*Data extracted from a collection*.
•••

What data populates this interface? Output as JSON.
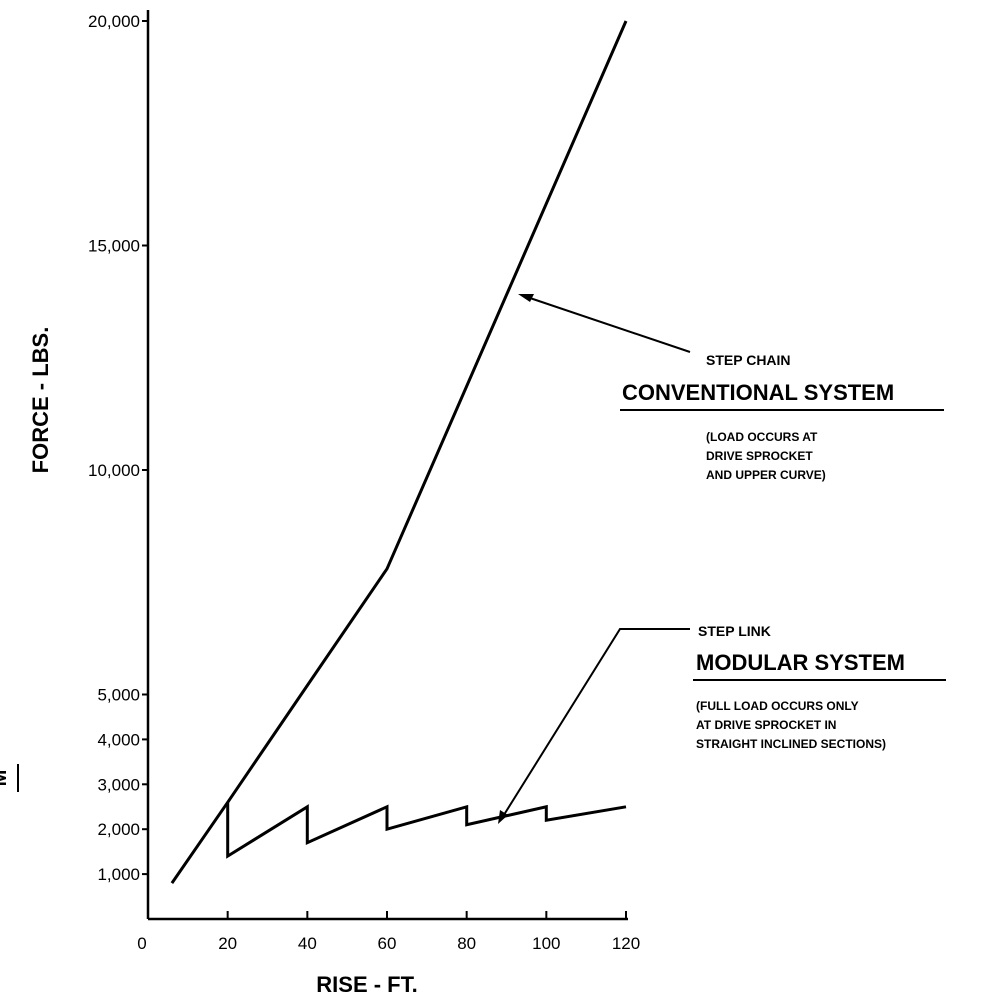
{
  "chart_data": {
    "type": "line",
    "xlabel": "RISE - FT.",
    "ylabel": "FORCE - LBS.",
    "xlim": [
      0,
      120
    ],
    "ylim": [
      0,
      20000
    ],
    "x_scale": "linear",
    "y_scale": "linear",
    "grid": false,
    "x_ticks": [
      0,
      20,
      40,
      60,
      80,
      100,
      120
    ],
    "x_tick_labels": [
      "0",
      "20",
      "40",
      "60",
      "80",
      "100",
      "120"
    ],
    "y_ticks": [
      1000,
      2000,
      3000,
      4000,
      5000,
      10000,
      15000,
      20000
    ],
    "y_tick_labels": [
      "1,000",
      "2,000",
      "3,000",
      "4,000",
      "5,000",
      "10,000",
      "15,000",
      "20,000"
    ],
    "series": [
      {
        "x": [
          6,
          20,
          40,
          60,
          120
        ],
        "y": [
          800,
          2600,
          5200,
          7800,
          20000
        ]
      },
      {
        "x": [
          20,
          20,
          40,
          40,
          60,
          60,
          80,
          80,
          100,
          100,
          120
        ],
        "y": [
          2600,
          1400,
          2500,
          1700,
          2500,
          2000,
          2500,
          2100,
          2500,
          2200,
          2500
        ]
      }
    ],
    "annotations": [
      {
        "series_index": 0,
        "line1": "STEP CHAIN",
        "line2": "CONVENTIONAL SYSTEM",
        "notes": [
          "(LOAD OCCURS AT",
          "DRIVE SPROCKET",
          "AND UPPER CURVE)"
        ]
      },
      {
        "series_index": 1,
        "line1": "STEP LINK",
        "line2": "MODULAR SYSTEM",
        "notes": [
          "(FULL LOAD OCCURS ONLY",
          "AT DRIVE SPROCKET IN",
          "STRAIGHT INCLINED SECTIONS)"
        ]
      }
    ],
    "stray_text": "M",
    "colors": {
      "line": "#000000",
      "background": "#ffffff"
    }
  }
}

•••

*GIVEN PROBLEM*. The records above are to be quoted exactly, with all pictures left out.

*RESPONSE*.
What data populates this interface? Output as JSON.
{
  "chart_data": {
    "type": "line",
    "xlabel": "RISE - FT.",
    "ylabel": "FORCE - LBS.",
    "xlim": [
      0,
      120
    ],
    "ylim": [
      0,
      20000
    ],
    "x_scale": "linear",
    "y_scale": "linear",
    "grid": false,
    "x_ticks": [
      0,
      20,
      40,
      60,
      80,
      100,
      120
    ],
    "x_tick_labels": [
      "0",
      "20",
      "40",
      "60",
      "80",
      "100",
      "120"
    ],
    "y_ticks": [
      1000,
      2000,
      3000,
      4000,
      5000,
      10000,
      15000,
      20000
    ],
    "y_tick_labels": [
      "1,000",
      "2,000",
      "3,000",
      "4,000",
      "5,000",
      "10,000",
      "15,000",
      "20,000"
    ],
    "series": [
      {
        "x": [
          6,
          20,
          40,
          60,
          120
        ],
        "y": [
          800,
          2600,
          5200,
          7800,
          20000
        ]
      },
      {
        "x": [
          20,
          20,
          40,
          40,
          60,
          60,
          80,
          80,
          100,
          100,
          120
        ],
        "y": [
          2600,
          1400,
          2500,
          1700,
          2500,
          2000,
          2500,
          2100,
          2500,
          2200,
          2500
        ]
      }
    ],
    "annotations": [
      {
        "series_index": 0,
        "line1": "STEP CHAIN",
        "line2": "CONVENTIONAL SYSTEM",
        "notes": [
          "(LOAD OCCURS AT",
          "DRIVE SPROCKET",
          "AND UPPER CURVE)"
        ]
      },
      {
        "series_index": 1,
        "line1": "STEP LINK",
        "line2": "MODULAR SYSTEM",
        "notes": [
          "(FULL LOAD OCCURS ONLY",
          "AT DRIVE SPROCKET IN",
          "STRAIGHT INCLINED SECTIONS)"
        ]
      }
    ],
    "stray_text": "M",
    "colors": {
      "line": "#000000",
      "background": "#ffffff"
    }
  }
}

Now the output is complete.